(Collected data entries)
^^^^

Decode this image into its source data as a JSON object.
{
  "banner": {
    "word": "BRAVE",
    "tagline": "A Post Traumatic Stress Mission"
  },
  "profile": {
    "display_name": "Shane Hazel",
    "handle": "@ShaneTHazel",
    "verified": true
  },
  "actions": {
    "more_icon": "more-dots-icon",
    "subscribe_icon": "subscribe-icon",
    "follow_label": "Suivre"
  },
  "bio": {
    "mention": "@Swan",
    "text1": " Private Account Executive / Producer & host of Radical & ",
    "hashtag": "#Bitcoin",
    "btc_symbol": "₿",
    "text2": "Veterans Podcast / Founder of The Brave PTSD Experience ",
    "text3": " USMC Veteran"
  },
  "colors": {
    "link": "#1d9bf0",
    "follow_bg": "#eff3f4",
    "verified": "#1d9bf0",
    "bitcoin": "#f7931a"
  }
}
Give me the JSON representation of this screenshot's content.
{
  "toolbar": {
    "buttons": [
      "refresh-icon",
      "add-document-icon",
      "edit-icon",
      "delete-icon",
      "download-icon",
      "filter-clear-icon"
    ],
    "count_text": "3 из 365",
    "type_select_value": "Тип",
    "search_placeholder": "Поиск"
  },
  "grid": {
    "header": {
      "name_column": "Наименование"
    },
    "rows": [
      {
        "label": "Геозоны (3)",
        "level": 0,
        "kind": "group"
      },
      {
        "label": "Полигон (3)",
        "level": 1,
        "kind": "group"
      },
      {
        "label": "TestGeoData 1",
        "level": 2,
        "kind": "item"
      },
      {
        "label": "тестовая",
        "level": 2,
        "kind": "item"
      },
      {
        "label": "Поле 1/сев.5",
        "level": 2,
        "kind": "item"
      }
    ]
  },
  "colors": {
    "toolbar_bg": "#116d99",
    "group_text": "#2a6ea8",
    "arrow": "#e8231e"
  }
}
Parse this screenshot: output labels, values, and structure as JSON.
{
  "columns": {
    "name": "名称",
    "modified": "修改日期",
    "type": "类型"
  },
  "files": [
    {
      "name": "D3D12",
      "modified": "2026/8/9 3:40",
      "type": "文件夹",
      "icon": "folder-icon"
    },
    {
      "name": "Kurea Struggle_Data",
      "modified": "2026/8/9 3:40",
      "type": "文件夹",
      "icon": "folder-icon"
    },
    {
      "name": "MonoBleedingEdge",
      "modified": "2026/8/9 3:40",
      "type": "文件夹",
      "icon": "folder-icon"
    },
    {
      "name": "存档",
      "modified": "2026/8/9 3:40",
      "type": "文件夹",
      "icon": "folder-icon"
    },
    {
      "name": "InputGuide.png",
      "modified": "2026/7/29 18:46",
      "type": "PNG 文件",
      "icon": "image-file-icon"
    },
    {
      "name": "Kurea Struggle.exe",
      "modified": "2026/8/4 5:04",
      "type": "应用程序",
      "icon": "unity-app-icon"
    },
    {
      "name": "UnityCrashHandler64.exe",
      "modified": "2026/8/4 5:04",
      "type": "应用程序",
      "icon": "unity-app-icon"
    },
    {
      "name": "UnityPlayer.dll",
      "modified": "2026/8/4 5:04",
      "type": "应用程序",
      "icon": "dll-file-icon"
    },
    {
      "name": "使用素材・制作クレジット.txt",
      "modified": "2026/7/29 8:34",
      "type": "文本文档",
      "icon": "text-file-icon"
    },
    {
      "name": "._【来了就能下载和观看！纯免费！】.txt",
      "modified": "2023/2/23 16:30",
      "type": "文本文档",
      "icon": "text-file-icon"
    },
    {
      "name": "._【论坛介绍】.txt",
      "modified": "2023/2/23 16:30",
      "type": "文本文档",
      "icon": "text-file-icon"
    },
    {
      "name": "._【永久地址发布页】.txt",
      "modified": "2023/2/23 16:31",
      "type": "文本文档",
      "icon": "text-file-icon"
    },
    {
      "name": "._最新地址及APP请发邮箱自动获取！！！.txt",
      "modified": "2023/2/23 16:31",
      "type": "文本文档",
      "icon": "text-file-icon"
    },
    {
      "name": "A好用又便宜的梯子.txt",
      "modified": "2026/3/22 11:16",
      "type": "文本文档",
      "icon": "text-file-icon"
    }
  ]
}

^^^^

## JOB
Transcribe each record exactly. Leave nothing out.

## FINAL RESULT
Decode this image into its source data as a JSON object.
{
  "banner": {
    "word": "BRAVE",
    "tagline": "A Post Traumatic Stress Mission"
  },
  "profile": {
    "display_name": "Shane Hazel",
    "handle": "@ShaneTHazel",
    "verified": true
  },
  "actions": {
    "more_icon": "more-dots-icon",
    "subscribe_icon": "subscribe-icon",
    "follow_label": "Suivre"
  },
  "bio": {
    "mention": "@Swan",
    "text1": " Private Account Executive / Producer & host of Radical & ",
    "hashtag": "#Bitcoin",
    "btc_symbol": "₿",
    "text2": "Veterans Podcast / Founder of The Brave PTSD Experience ",
    "text3": " USMC Veteran"
  },
  "colors": {
    "link": "#1d9bf0",
    "follow_bg": "#eff3f4",
    "verified": "#1d9bf0",
    "bitcoin": "#f7931a"
  }
}
Give me the JSON representation of this screenshot's content.
{
  "toolbar": {
    "buttons": [
      "refresh-icon",
      "add-document-icon",
      "edit-icon",
      "delete-icon",
      "download-icon",
      "filter-clear-icon"
    ],
    "count_text": "3 из 365",
    "type_select_value": "Тип",
    "search_placeholder": "Поиск"
  },
  "grid": {
    "header": {
      "name_column": "Наименование"
    },
    "rows": [
      {
        "label": "Геозоны (3)",
        "level": 0,
        "kind": "group"
      },
      {
        "label": "Полигон (3)",
        "level": 1,
        "kind": "group"
      },
      {
        "label": "TestGeoData 1",
        "level": 2,
        "kind": "item"
      },
      {
        "label": "тестовая",
        "level": 2,
        "kind": "item"
      },
      {
        "label": "Поле 1/сев.5",
        "level": 2,
        "kind": "item"
      }
    ]
  },
  "colors": {
    "toolbar_bg": "#116d99",
    "group_text": "#2a6ea8",
    "arrow": "#e8231e"
  }
}
Parse this screenshot: output labels, values, and structure as JSON.
{
  "columns": {
    "name": "名称",
    "modified": "修改日期",
    "type": "类型"
  },
  "files": [
    {
      "name": "D3D12",
      "modified": "2026/8/9 3:40",
      "type": "文件夹",
      "icon": "folder-icon"
    },
    {
      "name": "Kurea Struggle_Data",
      "modified": "2026/8/9 3:40",
      "type": "文件夹",
      "icon": "folder-icon"
    },
    {
      "name": "MonoBleedingEdge",
      "modified": "2026/8/9 3:40",
      "type": "文件夹",
      "icon": "folder-icon"
    },
    {
      "name": "存档",
      "modified": "2026/8/9 3:40",
      "type": "文件夹",
      "icon": "folder-icon"
    },
    {
      "name": "InputGuide.png",
      "modified": "2026/7/29 18:46",
      "type": "PNG 文件",
      "icon": "image-file-icon"
    },
    {
      "name": "Kurea Struggle.exe",
      "modified": "2026/8/4 5:04",
      "type": "应用程序",
      "icon": "unity-app-icon"
    },
    {
      "name": "UnityCrashHandler64.exe",
      "modified": "2026/8/4 5:04",
      "type": "应用程序",
      "icon": "unity-app-icon"
    },
    {
      "name": "UnityPlayer.dll",
      "modified": "2026/8/4 5:04",
      "type": "应用程序",
      "icon": "dll-file-icon"
    },
    {
      "name": "使用素材・制作クレジット.txt",
      "modified": "2026/7/29 8:34",
      "type": "文本文档",
      "icon": "text-file-icon"
    },
    {
      "name": "._【来了就能下载和观看！纯免费！】.txt",
      "modified": "2023/2/23 16:30",
      "type": "文本文档",
      "icon": "text-file-icon"
    },
    {
      "name": "._【论坛介绍】.txt",
      "modified": "2023/2/23 16:30",
      "type": "文本文档",
      "icon": "text-file-icon"
    },
    {
      "name": "._【永久地址发布页】.txt",
      "modified": "2023/2/23 16:31",
      "type": "文本文档",
      "icon": "text-file-icon"
    },
    {
      "name": "._最新地址及APP请发邮箱自动获取！！！.txt",
      "modified": "2023/2/23 16:31",
      "type": "文本文档",
      "icon": "text-file-icon"
    },
    {
      "name": "A好用又便宜的梯子.txt",
      "modified": "2026/3/22 11:16",
      "type": "文本文档",
      "icon": "text-file-icon"
    }
  ]
}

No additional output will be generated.